### RECORDS SHOWN ###

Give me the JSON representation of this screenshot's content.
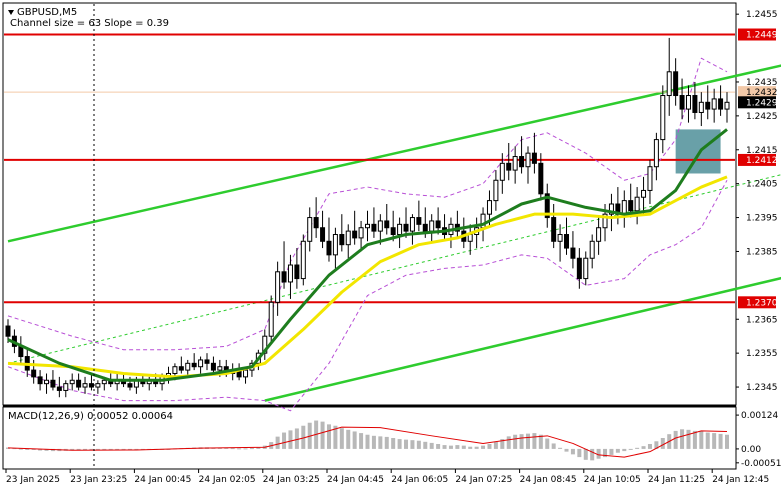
{
  "header": {
    "symbol": "GBPUSD,M5",
    "channel_info": "Channel size = 63 Slope = 0.39"
  },
  "chart_data": [
    {
      "type": "candlestick",
      "title": "GBPUSD,M5",
      "ylim": [
        1.234,
        1.2458
      ],
      "y_ticks": [
        "1.2455",
        "1.2435",
        "1.2425",
        "1.2415",
        "1.2405",
        "1.2395",
        "1.2385",
        "1.2365",
        "1.2355",
        "1.2345"
      ],
      "x_ticks": [
        "23 Jan 2025",
        "23 Jan 23:25",
        "24 Jan 00:45",
        "24 Jan 02:05",
        "24 Jan 03:25",
        "24 Jan 04:45",
        "24 Jan 06:05",
        "24 Jan 07:25",
        "24 Jan 08:45",
        "24 Jan 10:05",
        "24 Jan 11:25",
        "24 Jan 12:45"
      ],
      "price_levels": [
        {
          "label": "1.2449",
          "value": 1.2449,
          "color": "#e00000"
        },
        {
          "label": "1.2412",
          "value": 1.2412,
          "color": "#e00000"
        },
        {
          "label": "1.2370",
          "value": 1.237,
          "color": "#e00000"
        }
      ],
      "current_price": {
        "label": "1.2429",
        "value": 1.2429
      },
      "bid_level": {
        "label": "1.2432",
        "value": 1.2432
      },
      "channel": {
        "color": "#2ecc2e",
        "upper": [
          [
            0,
            1.2388
          ],
          [
            158,
            1.2456
          ]
        ],
        "lower": [
          [
            40,
            1.2341
          ],
          [
            158,
            1.2394
          ]
        ],
        "middle": [
          [
            0,
            1.2352
          ],
          [
            158,
            1.2425
          ]
        ]
      },
      "highlight_zone": {
        "x_from": 104,
        "x_to": 111,
        "y_from": 1.2408,
        "y_to": 1.2421,
        "color": "#4f8f99"
      },
      "ma_fast_color": "#1e7d1e",
      "ma_slow_color": "#f2e600",
      "bands_color": "#b84fd6",
      "candles": [
        [
          1.2363,
          1.2365,
          1.2358,
          1.236
        ],
        [
          1.236,
          1.2362,
          1.2355,
          1.2357
        ],
        [
          1.2357,
          1.236,
          1.2352,
          1.2354
        ],
        [
          1.2354,
          1.2356,
          1.2348,
          1.235
        ],
        [
          1.235,
          1.2353,
          1.2346,
          1.2348
        ],
        [
          1.2348,
          1.235,
          1.2344,
          1.2346
        ],
        [
          1.2346,
          1.2349,
          1.2343,
          1.2347
        ],
        [
          1.2347,
          1.235,
          1.2344,
          1.2345
        ],
        [
          1.2345,
          1.2348,
          1.2342,
          1.2344
        ],
        [
          1.2344,
          1.2347,
          1.2342,
          1.2346
        ],
        [
          1.2346,
          1.2349,
          1.2344,
          1.2347
        ],
        [
          1.2347,
          1.2349,
          1.2344,
          1.2345
        ],
        [
          1.2345,
          1.2348,
          1.2343,
          1.2346
        ],
        [
          1.2346,
          1.2349,
          1.2344,
          1.2345
        ],
        [
          1.2345,
          1.2347,
          1.2343,
          1.2346
        ],
        [
          1.2346,
          1.2348,
          1.2344,
          1.2347
        ],
        [
          1.2347,
          1.2349,
          1.2345,
          1.2346
        ],
        [
          1.2346,
          1.2349,
          1.2344,
          1.2347
        ],
        [
          1.2347,
          1.2349,
          1.2345,
          1.2346
        ],
        [
          1.2346,
          1.2348,
          1.2344,
          1.2345
        ],
        [
          1.2345,
          1.2348,
          1.2343,
          1.2347
        ],
        [
          1.2347,
          1.2349,
          1.2345,
          1.2346
        ],
        [
          1.2346,
          1.2348,
          1.2344,
          1.2347
        ],
        [
          1.2347,
          1.2349,
          1.2345,
          1.2346
        ],
        [
          1.2346,
          1.2349,
          1.2344,
          1.2348
        ],
        [
          1.2348,
          1.2351,
          1.2346,
          1.2349
        ],
        [
          1.2349,
          1.2352,
          1.2347,
          1.2351
        ],
        [
          1.2351,
          1.2354,
          1.2349,
          1.235
        ],
        [
          1.235,
          1.2353,
          1.2348,
          1.2352
        ],
        [
          1.2352,
          1.2355,
          1.235,
          1.2351
        ],
        [
          1.2351,
          1.2354,
          1.2349,
          1.2353
        ],
        [
          1.2353,
          1.2355,
          1.235,
          1.2352
        ],
        [
          1.2352,
          1.2354,
          1.2349,
          1.235
        ],
        [
          1.235,
          1.2353,
          1.2348,
          1.2351
        ],
        [
          1.2351,
          1.2353,
          1.2348,
          1.2349
        ],
        [
          1.2349,
          1.2352,
          1.2347,
          1.235
        ],
        [
          1.235,
          1.2352,
          1.2347,
          1.2348
        ],
        [
          1.2348,
          1.2351,
          1.2346,
          1.235
        ],
        [
          1.235,
          1.2353,
          1.2348,
          1.2352
        ],
        [
          1.2352,
          1.2356,
          1.235,
          1.2355
        ],
        [
          1.2355,
          1.2362,
          1.2353,
          1.236
        ],
        [
          1.236,
          1.2372,
          1.2358,
          1.237
        ],
        [
          1.237,
          1.2382,
          1.2366,
          1.2379
        ],
        [
          1.2379,
          1.2388,
          1.2374,
          1.2376
        ],
        [
          1.2376,
          1.2384,
          1.2371,
          1.2381
        ],
        [
          1.2381,
          1.2386,
          1.2374,
          1.2377
        ],
        [
          1.2377,
          1.239,
          1.2375,
          1.2388
        ],
        [
          1.2388,
          1.2398,
          1.2385,
          1.2395
        ],
        [
          1.2395,
          1.2401,
          1.2389,
          1.2392
        ],
        [
          1.2392,
          1.2397,
          1.2386,
          1.2388
        ],
        [
          1.2388,
          1.2395,
          1.2382,
          1.2384
        ],
        [
          1.2384,
          1.2392,
          1.238,
          1.239
        ],
        [
          1.239,
          1.2396,
          1.2385,
          1.2387
        ],
        [
          1.2387,
          1.2393,
          1.2383,
          1.2391
        ],
        [
          1.2391,
          1.2397,
          1.2387,
          1.2389
        ],
        [
          1.2389,
          1.2394,
          1.2385,
          1.2392
        ],
        [
          1.2392,
          1.2397,
          1.2388,
          1.2393
        ],
        [
          1.2393,
          1.2398,
          1.2389,
          1.2391
        ],
        [
          1.2391,
          1.2396,
          1.2387,
          1.2394
        ],
        [
          1.2394,
          1.2399,
          1.239,
          1.2392
        ],
        [
          1.2392,
          1.2397,
          1.2388,
          1.239
        ],
        [
          1.239,
          1.2395,
          1.2386,
          1.2393
        ],
        [
          1.2393,
          1.2398,
          1.2389,
          1.2391
        ],
        [
          1.2391,
          1.2396,
          1.2387,
          1.2395
        ],
        [
          1.2395,
          1.24,
          1.2391,
          1.2393
        ],
        [
          1.2393,
          1.2398,
          1.2389,
          1.2391
        ],
        [
          1.2391,
          1.2396,
          1.2388,
          1.2394
        ],
        [
          1.2394,
          1.2398,
          1.239,
          1.2392
        ],
        [
          1.2392,
          1.2396,
          1.2388,
          1.239
        ],
        [
          1.239,
          1.2395,
          1.2386,
          1.2393
        ],
        [
          1.2393,
          1.2397,
          1.2389,
          1.2391
        ],
        [
          1.2391,
          1.2395,
          1.2386,
          1.2388
        ],
        [
          1.2388,
          1.2393,
          1.2384,
          1.239
        ],
        [
          1.239,
          1.2395,
          1.2386,
          1.2392
        ],
        [
          1.2392,
          1.2398,
          1.2388,
          1.2396
        ],
        [
          1.2396,
          1.2403,
          1.2392,
          1.24
        ],
        [
          1.24,
          1.2409,
          1.2397,
          1.2406
        ],
        [
          1.2406,
          1.2414,
          1.2402,
          1.2411
        ],
        [
          1.2411,
          1.2417,
          1.2406,
          1.2409
        ],
        [
          1.2409,
          1.2416,
          1.2405,
          1.2413
        ],
        [
          1.2413,
          1.2419,
          1.2408,
          1.241
        ],
        [
          1.241,
          1.2416,
          1.2405,
          1.2414
        ],
        [
          1.2414,
          1.242,
          1.2408,
          1.2411
        ],
        [
          1.2411,
          1.2414,
          1.24,
          1.2402
        ],
        [
          1.2402,
          1.2405,
          1.2392,
          1.2395
        ],
        [
          1.2395,
          1.2399,
          1.2386,
          1.2388
        ],
        [
          1.2388,
          1.2393,
          1.2382,
          1.239
        ],
        [
          1.239,
          1.2395,
          1.2384,
          1.2386
        ],
        [
          1.2386,
          1.2391,
          1.238,
          1.2383
        ],
        [
          1.2383,
          1.2386,
          1.2374,
          1.2377
        ],
        [
          1.2377,
          1.2385,
          1.2375,
          1.2383
        ],
        [
          1.2383,
          1.239,
          1.238,
          1.2388
        ],
        [
          1.2388,
          1.2395,
          1.2384,
          1.2392
        ],
        [
          1.2392,
          1.2399,
          1.2388,
          1.2396
        ],
        [
          1.2396,
          1.2402,
          1.2391,
          1.2399
        ],
        [
          1.2399,
          1.2404,
          1.2393,
          1.2396
        ],
        [
          1.2396,
          1.2403,
          1.2392,
          1.24
        ],
        [
          1.24,
          1.2405,
          1.2395,
          1.2397
        ],
        [
          1.2397,
          1.2404,
          1.2393,
          1.2401
        ],
        [
          1.2401,
          1.2407,
          1.2396,
          1.2403
        ],
        [
          1.2403,
          1.2412,
          1.2399,
          1.241
        ],
        [
          1.241,
          1.242,
          1.2406,
          1.2418
        ],
        [
          1.2418,
          1.2434,
          1.2414,
          1.2431
        ],
        [
          1.2431,
          1.2448,
          1.2425,
          1.2438
        ],
        [
          1.2438,
          1.2442,
          1.2428,
          1.2431
        ],
        [
          1.2431,
          1.2436,
          1.2424,
          1.2427
        ],
        [
          1.2427,
          1.2434,
          1.2423,
          1.2431
        ],
        [
          1.2431,
          1.2435,
          1.2424,
          1.2426
        ],
        [
          1.2426,
          1.2432,
          1.2422,
          1.2429
        ],
        [
          1.2429,
          1.2434,
          1.2424,
          1.2427
        ],
        [
          1.2427,
          1.2433,
          1.2423,
          1.243
        ],
        [
          1.243,
          1.2434,
          1.2425,
          1.2427
        ],
        [
          1.2427,
          1.2432,
          1.2423,
          1.2429
        ]
      ],
      "ma_fast": [
        [
          0,
          1.2359
        ],
        [
          8,
          1.2352
        ],
        [
          16,
          1.2347
        ],
        [
          24,
          1.2347
        ],
        [
          32,
          1.2349
        ],
        [
          38,
          1.2351
        ],
        [
          44,
          1.2365
        ],
        [
          50,
          1.2378
        ],
        [
          56,
          1.2387
        ],
        [
          62,
          1.239
        ],
        [
          68,
          1.2391
        ],
        [
          74,
          1.2393
        ],
        [
          80,
          1.2399
        ],
        [
          84,
          1.2401
        ],
        [
          90,
          1.2398
        ],
        [
          96,
          1.2396
        ],
        [
          100,
          1.2397
        ],
        [
          104,
          1.2403
        ],
        [
          108,
          1.2415
        ],
        [
          112,
          1.2421
        ]
      ],
      "ma_slow": [
        [
          0,
          1.2352
        ],
        [
          10,
          1.2351
        ],
        [
          18,
          1.2349
        ],
        [
          26,
          1.2348
        ],
        [
          34,
          1.2349
        ],
        [
          40,
          1.2352
        ],
        [
          46,
          1.2362
        ],
        [
          52,
          1.2373
        ],
        [
          58,
          1.2382
        ],
        [
          64,
          1.2387
        ],
        [
          70,
          1.2389
        ],
        [
          76,
          1.2393
        ],
        [
          82,
          1.2396
        ],
        [
          88,
          1.2396
        ],
        [
          94,
          1.2395
        ],
        [
          100,
          1.2396
        ],
        [
          104,
          1.24
        ],
        [
          108,
          1.2404
        ],
        [
          112,
          1.2407
        ]
      ],
      "bands_upper": [
        [
          0,
          1.2366
        ],
        [
          10,
          1.236
        ],
        [
          18,
          1.2356
        ],
        [
          26,
          1.2356
        ],
        [
          34,
          1.2357
        ],
        [
          40,
          1.2362
        ],
        [
          44,
          1.2382
        ],
        [
          50,
          1.2402
        ],
        [
          56,
          1.2404
        ],
        [
          62,
          1.2402
        ],
        [
          68,
          1.2401
        ],
        [
          74,
          1.2405
        ],
        [
          80,
          1.2418
        ],
        [
          84,
          1.242
        ],
        [
          90,
          1.2414
        ],
        [
          96,
          1.2406
        ],
        [
          100,
          1.2408
        ],
        [
          104,
          1.2418
        ],
        [
          108,
          1.2442
        ],
        [
          112,
          1.2438
        ]
      ],
      "bands_lower": [
        [
          0,
          1.2351
        ],
        [
          10,
          1.2344
        ],
        [
          18,
          1.2341
        ],
        [
          26,
          1.2341
        ],
        [
          34,
          1.2342
        ],
        [
          40,
          1.2341
        ],
        [
          44,
          1.2338
        ],
        [
          50,
          1.2352
        ],
        [
          56,
          1.2372
        ],
        [
          62,
          1.2378
        ],
        [
          68,
          1.238
        ],
        [
          74,
          1.2381
        ],
        [
          80,
          1.2384
        ],
        [
          84,
          1.2383
        ],
        [
          90,
          1.2375
        ],
        [
          96,
          1.2377
        ],
        [
          100,
          1.2384
        ],
        [
          104,
          1.2387
        ],
        [
          108,
          1.2392
        ],
        [
          112,
          1.2406
        ]
      ]
    },
    {
      "type": "bar",
      "title": "MACD(12,26,9) 0.00052 0.00064",
      "ylim": [
        -0.0007,
        0.0015
      ],
      "y_ticks": [
        "0.00124",
        "0.00",
        "-0.00051"
      ],
      "signal_color": "#e00000",
      "histogram_color": "#b8b8b8",
      "histogram": [
        5e-05,
        3e-05,
        1e-05,
        -2e-05,
        -4e-05,
        -6e-05,
        -7e-05,
        -8e-05,
        -8e-05,
        -7e-05,
        -6e-05,
        -6e-05,
        -5e-05,
        -5e-05,
        -4e-05,
        -4e-05,
        -3e-05,
        -3e-05,
        -3e-05,
        -3e-05,
        -3e-05,
        -2e-05,
        -2e-05,
        -2e-05,
        -1e-05,
        0.0,
        2e-05,
        3e-05,
        4e-05,
        5e-05,
        6e-05,
        6e-05,
        5e-05,
        4e-05,
        4e-05,
        3e-05,
        2e-05,
        2e-05,
        3e-05,
        5e-05,
        0.00012,
        0.00025,
        0.00045,
        0.0006,
        0.00068,
        0.00075,
        0.00085,
        0.00096,
        0.00104,
        0.001,
        0.0009,
        0.00085,
        0.00076,
        0.0007,
        0.00064,
        0.00058,
        0.00052,
        0.00048,
        0.00046,
        0.00044,
        0.0004,
        0.00036,
        0.00034,
        0.00032,
        0.0003,
        0.00026,
        0.00022,
        0.00018,
        0.00014,
        0.00012,
        0.00014,
        0.00012,
        8e-05,
        8e-05,
        0.00012,
        0.00018,
        0.00026,
        0.00036,
        0.00046,
        0.00052,
        0.00054,
        0.00056,
        0.00058,
        0.00052,
        0.00038,
        0.0002,
        4e-05,
        -0.0001,
        -0.0002,
        -0.0003,
        -0.0004,
        -0.00042,
        -0.00036,
        -0.0003,
        -0.00022,
        -0.00014,
        -8e-05,
        -2e-05,
        4e-05,
        0.0001,
        0.00018,
        0.00028,
        0.0004,
        0.00054,
        0.00066,
        0.00072,
        0.0007,
        0.00066,
        0.00064,
        0.0006,
        0.00058,
        0.00055,
        0.00052
      ],
      "signal": [
        [
          0,
          4e-05
        ],
        [
          10,
          -5e-05
        ],
        [
          20,
          -4e-05
        ],
        [
          30,
          3e-05
        ],
        [
          40,
          6e-05
        ],
        [
          46,
          0.0004
        ],
        [
          52,
          0.0008
        ],
        [
          58,
          0.00078
        ],
        [
          66,
          0.00048
        ],
        [
          74,
          0.0002
        ],
        [
          80,
          0.0004
        ],
        [
          84,
          0.00048
        ],
        [
          88,
          0.0002
        ],
        [
          92,
          -0.00022
        ],
        [
          96,
          -0.0003
        ],
        [
          100,
          -0.0001
        ],
        [
          104,
          0.0004
        ],
        [
          108,
          0.00066
        ],
        [
          112,
          0.00064
        ]
      ]
    }
  ]
}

###

#### WORK INSTRUCTIONS
Locate the word "title" in the records above, and return each line that has it.

#### RESULT
      "title": "GBPUSD,M5",
      "title": "MACD(12,26,9) 0.00052 0.00064",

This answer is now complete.